▶ [Given exercise]
Reproduce the entries below in full, word for word.

▶ [Task input]
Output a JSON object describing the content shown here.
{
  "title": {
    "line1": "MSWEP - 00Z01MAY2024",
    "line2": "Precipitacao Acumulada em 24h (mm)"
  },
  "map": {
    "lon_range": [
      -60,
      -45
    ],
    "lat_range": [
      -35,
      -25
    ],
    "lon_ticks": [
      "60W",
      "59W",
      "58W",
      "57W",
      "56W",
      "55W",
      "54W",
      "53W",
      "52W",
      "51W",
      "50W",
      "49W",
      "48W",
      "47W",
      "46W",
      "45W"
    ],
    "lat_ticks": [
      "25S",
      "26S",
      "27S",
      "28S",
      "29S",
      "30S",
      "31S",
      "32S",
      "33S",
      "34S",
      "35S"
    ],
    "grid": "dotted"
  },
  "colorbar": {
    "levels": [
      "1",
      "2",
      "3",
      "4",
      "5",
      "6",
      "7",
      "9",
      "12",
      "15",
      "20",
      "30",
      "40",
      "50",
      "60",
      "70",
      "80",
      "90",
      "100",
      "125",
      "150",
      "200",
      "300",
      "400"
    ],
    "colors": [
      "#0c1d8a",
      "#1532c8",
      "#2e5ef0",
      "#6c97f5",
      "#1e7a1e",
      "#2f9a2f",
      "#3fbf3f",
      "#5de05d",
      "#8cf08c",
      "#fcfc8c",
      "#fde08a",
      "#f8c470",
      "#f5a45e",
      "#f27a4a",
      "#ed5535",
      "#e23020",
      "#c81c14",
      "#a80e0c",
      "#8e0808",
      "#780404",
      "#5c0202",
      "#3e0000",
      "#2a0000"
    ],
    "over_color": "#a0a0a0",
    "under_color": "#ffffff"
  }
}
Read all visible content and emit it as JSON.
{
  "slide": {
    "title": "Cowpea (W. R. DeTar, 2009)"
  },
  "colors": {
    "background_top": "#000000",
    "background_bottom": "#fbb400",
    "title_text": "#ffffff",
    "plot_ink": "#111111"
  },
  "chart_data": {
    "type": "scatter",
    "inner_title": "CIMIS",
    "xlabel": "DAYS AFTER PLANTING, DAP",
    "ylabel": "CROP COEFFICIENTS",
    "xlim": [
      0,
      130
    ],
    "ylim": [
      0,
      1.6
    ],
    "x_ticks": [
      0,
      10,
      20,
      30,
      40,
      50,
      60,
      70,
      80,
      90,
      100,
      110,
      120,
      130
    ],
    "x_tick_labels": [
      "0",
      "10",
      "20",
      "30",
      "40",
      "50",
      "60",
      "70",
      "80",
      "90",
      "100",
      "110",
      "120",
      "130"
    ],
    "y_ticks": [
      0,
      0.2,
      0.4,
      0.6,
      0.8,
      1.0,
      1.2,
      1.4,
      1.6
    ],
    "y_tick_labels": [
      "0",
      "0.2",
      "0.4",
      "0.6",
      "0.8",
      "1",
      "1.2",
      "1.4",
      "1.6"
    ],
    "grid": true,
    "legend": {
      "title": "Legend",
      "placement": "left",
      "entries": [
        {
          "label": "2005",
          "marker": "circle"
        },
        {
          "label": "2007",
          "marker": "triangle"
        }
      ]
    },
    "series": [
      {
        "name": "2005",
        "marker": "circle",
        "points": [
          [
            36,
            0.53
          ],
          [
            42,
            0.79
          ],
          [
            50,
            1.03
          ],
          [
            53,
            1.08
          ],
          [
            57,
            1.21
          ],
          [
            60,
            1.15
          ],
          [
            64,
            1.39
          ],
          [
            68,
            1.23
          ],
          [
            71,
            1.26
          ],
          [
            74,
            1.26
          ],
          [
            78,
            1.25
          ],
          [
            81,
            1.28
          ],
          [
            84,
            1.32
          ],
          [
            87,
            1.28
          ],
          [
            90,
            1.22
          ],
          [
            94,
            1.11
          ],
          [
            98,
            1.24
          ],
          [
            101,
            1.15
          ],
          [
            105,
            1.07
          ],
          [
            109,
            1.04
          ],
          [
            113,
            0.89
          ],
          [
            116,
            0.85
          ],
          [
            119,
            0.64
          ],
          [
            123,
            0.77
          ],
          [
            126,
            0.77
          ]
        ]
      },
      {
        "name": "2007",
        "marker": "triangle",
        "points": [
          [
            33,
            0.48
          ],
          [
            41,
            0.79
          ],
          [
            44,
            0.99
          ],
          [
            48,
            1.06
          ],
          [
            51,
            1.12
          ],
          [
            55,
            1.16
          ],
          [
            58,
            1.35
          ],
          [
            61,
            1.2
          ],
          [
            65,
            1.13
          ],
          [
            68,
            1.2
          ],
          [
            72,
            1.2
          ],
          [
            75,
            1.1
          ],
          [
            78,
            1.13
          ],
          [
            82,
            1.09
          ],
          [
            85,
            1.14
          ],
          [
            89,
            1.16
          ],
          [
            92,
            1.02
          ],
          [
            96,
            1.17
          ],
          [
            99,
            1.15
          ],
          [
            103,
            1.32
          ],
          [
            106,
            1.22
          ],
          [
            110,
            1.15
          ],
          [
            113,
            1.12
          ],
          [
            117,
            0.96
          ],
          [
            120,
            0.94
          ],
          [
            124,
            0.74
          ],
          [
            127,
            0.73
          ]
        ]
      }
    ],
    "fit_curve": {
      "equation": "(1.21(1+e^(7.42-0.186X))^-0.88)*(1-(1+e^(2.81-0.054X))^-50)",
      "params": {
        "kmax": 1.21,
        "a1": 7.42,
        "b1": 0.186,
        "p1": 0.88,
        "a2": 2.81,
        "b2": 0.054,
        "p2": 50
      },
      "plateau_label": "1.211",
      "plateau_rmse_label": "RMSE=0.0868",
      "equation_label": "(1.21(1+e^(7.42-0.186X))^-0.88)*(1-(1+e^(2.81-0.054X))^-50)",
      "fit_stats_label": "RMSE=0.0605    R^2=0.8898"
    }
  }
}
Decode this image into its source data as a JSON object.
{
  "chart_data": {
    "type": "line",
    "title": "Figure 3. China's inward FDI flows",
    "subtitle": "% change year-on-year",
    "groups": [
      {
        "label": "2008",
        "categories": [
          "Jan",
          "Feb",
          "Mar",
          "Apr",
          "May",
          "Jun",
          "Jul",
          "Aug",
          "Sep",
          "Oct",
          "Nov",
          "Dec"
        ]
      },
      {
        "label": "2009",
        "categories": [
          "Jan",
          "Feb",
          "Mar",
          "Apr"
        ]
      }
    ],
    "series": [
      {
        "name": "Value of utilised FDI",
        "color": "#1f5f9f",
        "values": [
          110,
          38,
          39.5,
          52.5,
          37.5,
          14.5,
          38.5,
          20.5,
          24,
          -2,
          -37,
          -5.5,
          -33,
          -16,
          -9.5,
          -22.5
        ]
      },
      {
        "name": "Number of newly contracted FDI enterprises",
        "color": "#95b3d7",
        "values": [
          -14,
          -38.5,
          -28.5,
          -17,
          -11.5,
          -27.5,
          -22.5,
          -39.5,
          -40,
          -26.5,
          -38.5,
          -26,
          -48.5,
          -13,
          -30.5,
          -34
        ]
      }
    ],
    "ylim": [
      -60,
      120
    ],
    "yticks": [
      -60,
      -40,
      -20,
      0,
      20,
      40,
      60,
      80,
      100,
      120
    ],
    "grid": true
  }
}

▶ [Written answer]
Output a JSON object describing the content shown here.
{
  "title": {
    "line1": "MSWEP - 00Z01MAY2024",
    "line2": "Precipitacao Acumulada em 24h (mm)"
  },
  "map": {
    "lon_range": [
      -60,
      -45
    ],
    "lat_range": [
      -35,
      -25
    ],
    "lon_ticks": [
      "60W",
      "59W",
      "58W",
      "57W",
      "56W",
      "55W",
      "54W",
      "53W",
      "52W",
      "51W",
      "50W",
      "49W",
      "48W",
      "47W",
      "46W",
      "45W"
    ],
    "lat_ticks": [
      "25S",
      "26S",
      "27S",
      "28S",
      "29S",
      "30S",
      "31S",
      "32S",
      "33S",
      "34S",
      "35S"
    ],
    "grid": "dotted"
  },
  "colorbar": {
    "levels": [
      "1",
      "2",
      "3",
      "4",
      "5",
      "6",
      "7",
      "9",
      "12",
      "15",
      "20",
      "30",
      "40",
      "50",
      "60",
      "70",
      "80",
      "90",
      "100",
      "125",
      "150",
      "200",
      "300",
      "400"
    ],
    "colors": [
      "#0c1d8a",
      "#1532c8",
      "#2e5ef0",
      "#6c97f5",
      "#1e7a1e",
      "#2f9a2f",
      "#3fbf3f",
      "#5de05d",
      "#8cf08c",
      "#fcfc8c",
      "#fde08a",
      "#f8c470",
      "#f5a45e",
      "#f27a4a",
      "#ed5535",
      "#e23020",
      "#c81c14",
      "#a80e0c",
      "#8e0808",
      "#780404",
      "#5c0202",
      "#3e0000",
      "#2a0000"
    ],
    "over_color": "#a0a0a0",
    "under_color": "#ffffff"
  }
}
Read all visible content and emit it as JSON.
{
  "slide": {
    "title": "Cowpea (W. R. DeTar, 2009)"
  },
  "colors": {
    "background_top": "#000000",
    "background_bottom": "#fbb400",
    "title_text": "#ffffff",
    "plot_ink": "#111111"
  },
  "chart_data": {
    "type": "scatter",
    "inner_title": "CIMIS",
    "xlabel": "DAYS AFTER PLANTING, DAP",
    "ylabel": "CROP COEFFICIENTS",
    "xlim": [
      0,
      130
    ],
    "ylim": [
      0,
      1.6
    ],
    "x_ticks": [
      0,
      10,
      20,
      30,
      40,
      50,
      60,
      70,
      80,
      90,
      100,
      110,
      120,
      130
    ],
    "x_tick_labels": [
      "0",
      "10",
      "20",
      "30",
      "40",
      "50",
      "60",
      "70",
      "80",
      "90",
      "100",
      "110",
      "120",
      "130"
    ],
    "y_ticks": [
      0,
      0.2,
      0.4,
      0.6,
      0.8,
      1.0,
      1.2,
      1.4,
      1.6
    ],
    "y_tick_labels": [
      "0",
      "0.2",
      "0.4",
      "0.6",
      "0.8",
      "1",
      "1.2",
      "1.4",
      "1.6"
    ],
    "grid": true,
    "legend": {
      "title": "Legend",
      "placement": "left",
      "entries": [
        {
          "label": "2005",
          "marker": "circle"
        },
        {
          "label": "2007",
          "marker": "triangle"
        }
      ]
    },
    "series": [
      {
        "name": "2005",
        "marker": "circle",
        "points": [
          [
            36,
            0.53
          ],
          [
            42,
            0.79
          ],
          [
            50,
            1.03
          ],
          [
            53,
            1.08
          ],
          [
            57,
            1.21
          ],
          [
            60,
            1.15
          ],
          [
            64,
            1.39
          ],
          [
            68,
            1.23
          ],
          [
            71,
            1.26
          ],
          [
            74,
            1.26
          ],
          [
            78,
            1.25
          ],
          [
            81,
            1.28
          ],
          [
            84,
            1.32
          ],
          [
            87,
            1.28
          ],
          [
            90,
            1.22
          ],
          [
            94,
            1.11
          ],
          [
            98,
            1.24
          ],
          [
            101,
            1.15
          ],
          [
            105,
            1.07
          ],
          [
            109,
            1.04
          ],
          [
            113,
            0.89
          ],
          [
            116,
            0.85
          ],
          [
            119,
            0.64
          ],
          [
            123,
            0.77
          ],
          [
            126,
            0.77
          ]
        ]
      },
      {
        "name": "2007",
        "marker": "triangle",
        "points": [
          [
            33,
            0.48
          ],
          [
            41,
            0.79
          ],
          [
            44,
            0.99
          ],
          [
            48,
            1.06
          ],
          [
            51,
            1.12
          ],
          [
            55,
            1.16
          ],
          [
            58,
            1.35
          ],
          [
            61,
            1.2
          ],
          [
            65,
            1.13
          ],
          [
            68,
            1.2
          ],
          [
            72,
            1.2
          ],
          [
            75,
            1.1
          ],
          [
            78,
            1.13
          ],
          [
            82,
            1.09
          ],
          [
            85,
            1.14
          ],
          [
            89,
            1.16
          ],
          [
            92,
            1.02
          ],
          [
            96,
            1.17
          ],
          [
            99,
            1.15
          ],
          [
            103,
            1.32
          ],
          [
            106,
            1.22
          ],
          [
            110,
            1.15
          ],
          [
            113,
            1.12
          ],
          [
            117,
            0.96
          ],
          [
            120,
            0.94
          ],
          [
            124,
            0.74
          ],
          [
            127,
            0.73
          ]
        ]
      }
    ],
    "fit_curve": {
      "equation": "(1.21(1+e^(7.42-0.186X))^-0.88)*(1-(1+e^(2.81-0.054X))^-50)",
      "params": {
        "kmax": 1.21,
        "a1": 7.42,
        "b1": 0.186,
        "p1": 0.88,
        "a2": 2.81,
        "b2": 0.054,
        "p2": 50
      },
      "plateau_label": "1.211",
      "plateau_rmse_label": "RMSE=0.0868",
      "equation_label": "(1.21(1+e^(7.42-0.186X))^-0.88)*(1-(1+e^(2.81-0.054X))^-50)",
      "fit_stats_label": "RMSE=0.0605    R^2=0.8898"
    }
  }
}
Decode this image into its source data as a JSON object.
{
  "chart_data": {
    "type": "line",
    "title": "Figure 3. China's inward FDI flows",
    "subtitle": "% change year-on-year",
    "groups": [
      {
        "label": "2008",
        "categories": [
          "Jan",
          "Feb",
          "Mar",
          "Apr",
          "May",
          "Jun",
          "Jul",
          "Aug",
          "Sep",
          "Oct",
          "Nov",
          "Dec"
        ]
      },
      {
        "label": "2009",
        "categories": [
          "Jan",
          "Feb",
          "Mar",
          "Apr"
        ]
      }
    ],
    "series": [
      {
        "name": "Value of utilised FDI",
        "color": "#1f5f9f",
        "values": [
          110,
          38,
          39.5,
          52.5,
          37.5,
          14.5,
          38.5,
          20.5,
          24,
          -2,
          -37,
          -5.5,
          -33,
          -16,
          -9.5,
          -22.5
        ]
      },
      {
        "name": "Number of newly contracted FDI enterprises",
        "color": "#95b3d7",
        "values": [
          -14,
          -38.5,
          -28.5,
          -17,
          -11.5,
          -27.5,
          -22.5,
          -39.5,
          -40,
          -26.5,
          -38.5,
          -26,
          -48.5,
          -13,
          -30.5,
          -34
        ]
      }
    ],
    "ylim": [
      -60,
      120
    ],
    "yticks": [
      -60,
      -40,
      -20,
      0,
      20,
      40,
      60,
      80,
      100,
      120
    ],
    "grid": true
  }
}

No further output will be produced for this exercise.